··· INPUT ROWS ···

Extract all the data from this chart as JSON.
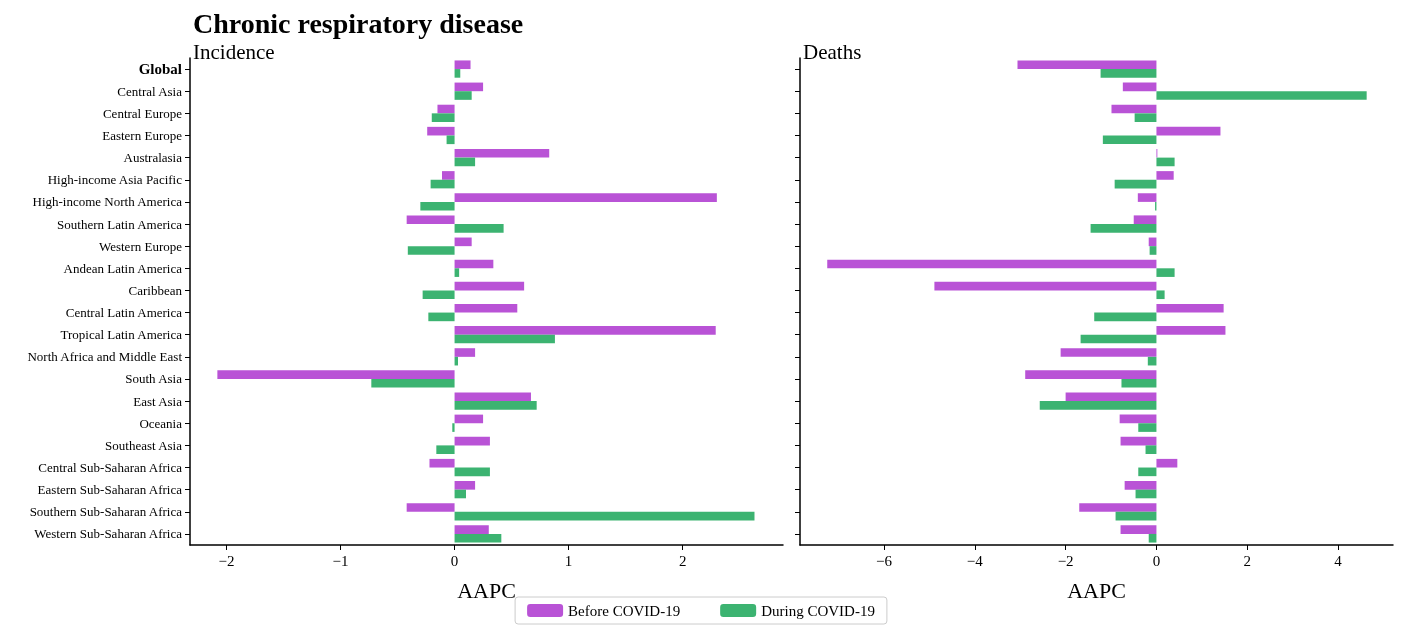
{
  "chart_data": [
    {
      "type": "bar",
      "orientation": "horizontal",
      "title": "Chronic respiratory disease",
      "subtitle": "Incidence",
      "xlabel": "AAPC",
      "categories": [
        "Global",
        "Central Asia",
        "Central Europe",
        "Eastern Europe",
        "Australasia",
        "High-income Asia Pacific",
        "High-income North America",
        "Southern Latin America",
        "Western Europe",
        "Andean Latin America",
        "Caribbean",
        "Central Latin America",
        "Tropical Latin America",
        "North Africa and Middle East",
        "South Asia",
        "East Asia",
        "Oceania",
        "Southeast Asia",
        "Central Sub-Saharan Africa",
        "Eastern Sub-Saharan Africa",
        "Southern Sub-Saharan Africa",
        "Western Sub-Saharan Africa"
      ],
      "series": [
        {
          "name": "Before COVID-19",
          "color": "#b953d6",
          "values": [
            0.14,
            0.25,
            -0.15,
            -0.24,
            0.83,
            -0.11,
            2.3,
            -0.42,
            0.15,
            0.34,
            0.61,
            0.55,
            2.29,
            0.18,
            -2.08,
            0.67,
            0.25,
            0.31,
            -0.22,
            0.18,
            -0.42,
            0.3
          ]
        },
        {
          "name": "During COVID-19",
          "color": "#3cb371",
          "values": [
            0.05,
            0.15,
            -0.2,
            -0.07,
            0.18,
            -0.21,
            -0.3,
            0.43,
            -0.41,
            0.04,
            -0.28,
            -0.23,
            0.88,
            0.03,
            -0.73,
            0.72,
            -0.02,
            -0.16,
            0.31,
            0.1,
            2.63,
            0.41
          ]
        }
      ],
      "xlim": [
        -2.32,
        2.88
      ],
      "xticks": [
        {
          "value": -2,
          "label": "−2"
        },
        {
          "value": -1,
          "label": "−1"
        },
        0,
        1,
        2
      ],
      "legend": "bottom",
      "grid": false
    },
    {
      "type": "bar",
      "orientation": "horizontal",
      "title": "Deaths",
      "xlabel": "AAPC",
      "categories": [
        null,
        null,
        null,
        null,
        null,
        null,
        null,
        null,
        null,
        null,
        null,
        null,
        null,
        null,
        null,
        null,
        null,
        null,
        null,
        null,
        null,
        null
      ],
      "series": [
        {
          "color": "#b953d6",
          "values": [
            -3.06,
            -0.74,
            -0.99,
            1.41,
            0.02,
            0.38,
            -0.41,
            -0.5,
            -0.17,
            -7.25,
            -4.89,
            1.48,
            1.52,
            -2.11,
            -2.89,
            -2.0,
            -0.81,
            -0.79,
            0.46,
            -0.7,
            -1.7,
            -0.79
          ]
        },
        {
          "color": "#3cb371",
          "values": [
            -1.23,
            4.63,
            -0.48,
            -1.18,
            0.4,
            -0.92,
            -0.03,
            -1.45,
            -0.15,
            0.4,
            0.18,
            -1.37,
            -1.67,
            -0.19,
            -0.77,
            -2.57,
            -0.4,
            -0.24,
            -0.4,
            -0.46,
            -0.9,
            -0.17
          ]
        }
      ],
      "xlim": [
        -7.85,
        5.21
      ],
      "xticks": [
        {
          "value": -6,
          "label": "−6"
        },
        {
          "value": -4,
          "label": "−4"
        },
        {
          "value": -2,
          "label": "−2"
        },
        0,
        2,
        4
      ],
      "tick_labels": "x",
      "grid": false
    }
  ]
}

···

TASK REQUIREMENTS: Find how many lines in the material hold the word "COVID" and state that number alone.

ANSWER BELOW: 2